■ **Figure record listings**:
───

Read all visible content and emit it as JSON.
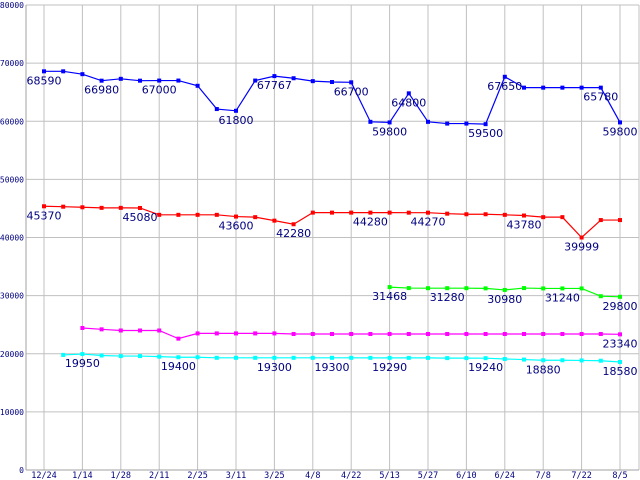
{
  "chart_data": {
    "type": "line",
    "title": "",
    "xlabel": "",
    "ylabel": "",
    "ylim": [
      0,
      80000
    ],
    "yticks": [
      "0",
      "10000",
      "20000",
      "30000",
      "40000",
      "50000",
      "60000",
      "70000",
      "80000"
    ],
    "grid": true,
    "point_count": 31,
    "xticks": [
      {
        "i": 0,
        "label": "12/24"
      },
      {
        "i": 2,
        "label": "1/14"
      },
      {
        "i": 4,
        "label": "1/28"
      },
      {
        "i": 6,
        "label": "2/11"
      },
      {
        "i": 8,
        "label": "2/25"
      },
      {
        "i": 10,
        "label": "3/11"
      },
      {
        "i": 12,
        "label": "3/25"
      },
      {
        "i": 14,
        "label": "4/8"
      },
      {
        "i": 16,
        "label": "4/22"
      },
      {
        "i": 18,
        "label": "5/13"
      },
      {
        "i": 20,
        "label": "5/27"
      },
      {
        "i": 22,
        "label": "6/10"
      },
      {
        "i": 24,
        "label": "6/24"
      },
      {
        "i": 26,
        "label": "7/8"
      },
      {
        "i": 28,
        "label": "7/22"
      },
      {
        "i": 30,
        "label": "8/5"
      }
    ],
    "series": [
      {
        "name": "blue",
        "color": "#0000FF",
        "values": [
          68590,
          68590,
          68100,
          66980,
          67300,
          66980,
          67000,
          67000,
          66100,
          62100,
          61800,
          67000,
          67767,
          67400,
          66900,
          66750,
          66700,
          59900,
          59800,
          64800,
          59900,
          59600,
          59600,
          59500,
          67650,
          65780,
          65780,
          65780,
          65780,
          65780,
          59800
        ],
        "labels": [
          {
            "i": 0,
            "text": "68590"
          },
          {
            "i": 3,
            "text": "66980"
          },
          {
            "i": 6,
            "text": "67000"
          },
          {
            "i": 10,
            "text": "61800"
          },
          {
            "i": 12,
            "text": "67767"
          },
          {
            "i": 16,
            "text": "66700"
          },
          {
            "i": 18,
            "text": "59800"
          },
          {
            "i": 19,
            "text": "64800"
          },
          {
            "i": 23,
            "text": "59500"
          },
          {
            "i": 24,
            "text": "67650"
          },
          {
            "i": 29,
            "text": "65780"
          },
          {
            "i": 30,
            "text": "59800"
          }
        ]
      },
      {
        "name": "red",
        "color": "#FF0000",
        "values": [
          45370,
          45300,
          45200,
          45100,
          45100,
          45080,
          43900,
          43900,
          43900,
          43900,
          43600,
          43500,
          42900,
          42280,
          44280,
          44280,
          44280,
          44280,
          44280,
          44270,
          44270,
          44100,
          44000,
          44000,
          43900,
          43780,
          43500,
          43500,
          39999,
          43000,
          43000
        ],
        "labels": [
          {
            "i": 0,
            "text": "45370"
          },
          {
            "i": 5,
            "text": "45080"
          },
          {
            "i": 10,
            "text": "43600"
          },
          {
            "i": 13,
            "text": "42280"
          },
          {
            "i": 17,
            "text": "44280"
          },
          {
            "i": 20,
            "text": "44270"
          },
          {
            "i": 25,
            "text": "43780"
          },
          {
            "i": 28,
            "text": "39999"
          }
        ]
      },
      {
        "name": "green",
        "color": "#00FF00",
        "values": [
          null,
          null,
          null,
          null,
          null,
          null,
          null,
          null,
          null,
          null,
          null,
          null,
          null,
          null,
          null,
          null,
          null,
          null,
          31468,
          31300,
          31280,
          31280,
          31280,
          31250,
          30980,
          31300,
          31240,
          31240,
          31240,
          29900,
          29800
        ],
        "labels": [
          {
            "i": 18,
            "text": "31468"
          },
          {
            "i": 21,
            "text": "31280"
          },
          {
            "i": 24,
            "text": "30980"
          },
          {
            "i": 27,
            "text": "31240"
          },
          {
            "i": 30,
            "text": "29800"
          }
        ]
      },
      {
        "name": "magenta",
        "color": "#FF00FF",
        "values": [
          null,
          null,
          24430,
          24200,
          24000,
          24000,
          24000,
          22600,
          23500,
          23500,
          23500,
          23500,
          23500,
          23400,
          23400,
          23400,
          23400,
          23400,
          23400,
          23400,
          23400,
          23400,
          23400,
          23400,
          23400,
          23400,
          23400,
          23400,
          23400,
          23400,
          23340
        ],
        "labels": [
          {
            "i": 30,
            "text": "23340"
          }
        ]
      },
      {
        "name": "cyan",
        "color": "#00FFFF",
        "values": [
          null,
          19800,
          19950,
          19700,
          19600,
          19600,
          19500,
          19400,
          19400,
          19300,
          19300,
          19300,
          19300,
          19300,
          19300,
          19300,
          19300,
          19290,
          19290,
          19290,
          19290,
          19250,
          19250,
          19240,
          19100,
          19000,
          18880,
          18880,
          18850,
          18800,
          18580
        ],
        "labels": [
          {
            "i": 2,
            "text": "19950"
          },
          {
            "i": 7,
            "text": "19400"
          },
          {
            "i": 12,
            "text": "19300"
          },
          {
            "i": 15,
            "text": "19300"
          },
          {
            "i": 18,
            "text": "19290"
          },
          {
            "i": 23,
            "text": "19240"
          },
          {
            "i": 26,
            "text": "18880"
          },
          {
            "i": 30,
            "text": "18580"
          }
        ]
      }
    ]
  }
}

───

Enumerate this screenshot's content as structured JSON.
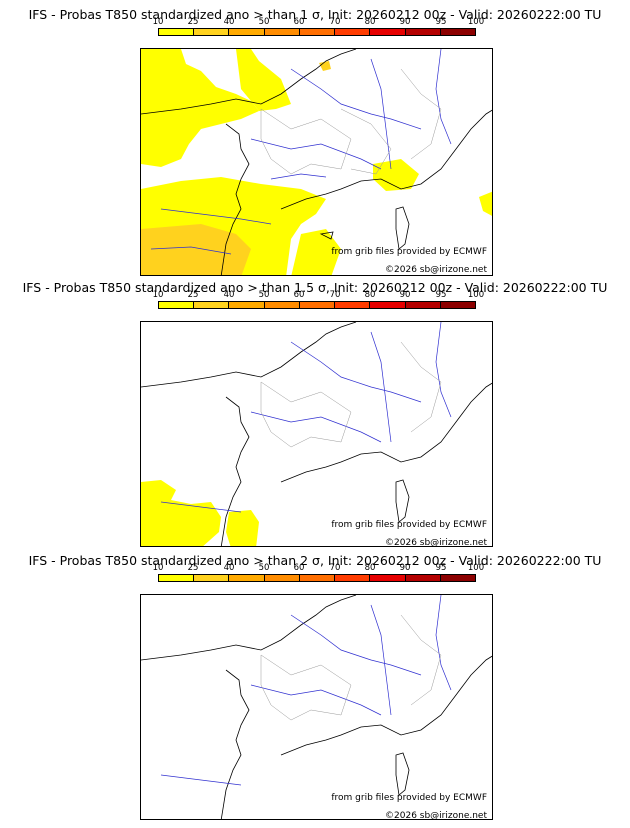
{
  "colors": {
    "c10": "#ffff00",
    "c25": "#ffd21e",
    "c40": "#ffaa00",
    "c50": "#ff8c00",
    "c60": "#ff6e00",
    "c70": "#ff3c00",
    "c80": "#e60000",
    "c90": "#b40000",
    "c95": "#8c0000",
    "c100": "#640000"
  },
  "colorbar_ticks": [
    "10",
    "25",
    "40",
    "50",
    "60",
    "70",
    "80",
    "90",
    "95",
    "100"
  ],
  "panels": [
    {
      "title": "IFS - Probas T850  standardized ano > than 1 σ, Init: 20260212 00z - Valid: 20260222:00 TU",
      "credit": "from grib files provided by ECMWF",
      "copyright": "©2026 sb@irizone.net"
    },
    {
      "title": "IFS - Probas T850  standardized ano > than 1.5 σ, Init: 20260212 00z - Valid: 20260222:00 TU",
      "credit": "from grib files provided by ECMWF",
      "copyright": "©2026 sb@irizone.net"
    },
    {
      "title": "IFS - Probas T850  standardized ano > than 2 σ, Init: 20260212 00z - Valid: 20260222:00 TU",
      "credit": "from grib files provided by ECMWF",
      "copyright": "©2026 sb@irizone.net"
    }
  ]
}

───

■ **TASK**:
Isolate each line of the listing above that includes "than". Copy it.

■ **THE OUTPUT**:
      "title": "IFS - Probas T850  standardized ano > than 1 σ, Init: 20260212 00z - Valid: 20260222:00 TU",
      "title": "IFS - Probas T850  standardized ano > than 1.5 σ, Init: 20260212 00z - Valid: 20260222:00 TU",
      "title": "IFS - Probas T850  standardized ano > than 2 σ, Init: 20260212 00z - Valid: 20260222:00 TU",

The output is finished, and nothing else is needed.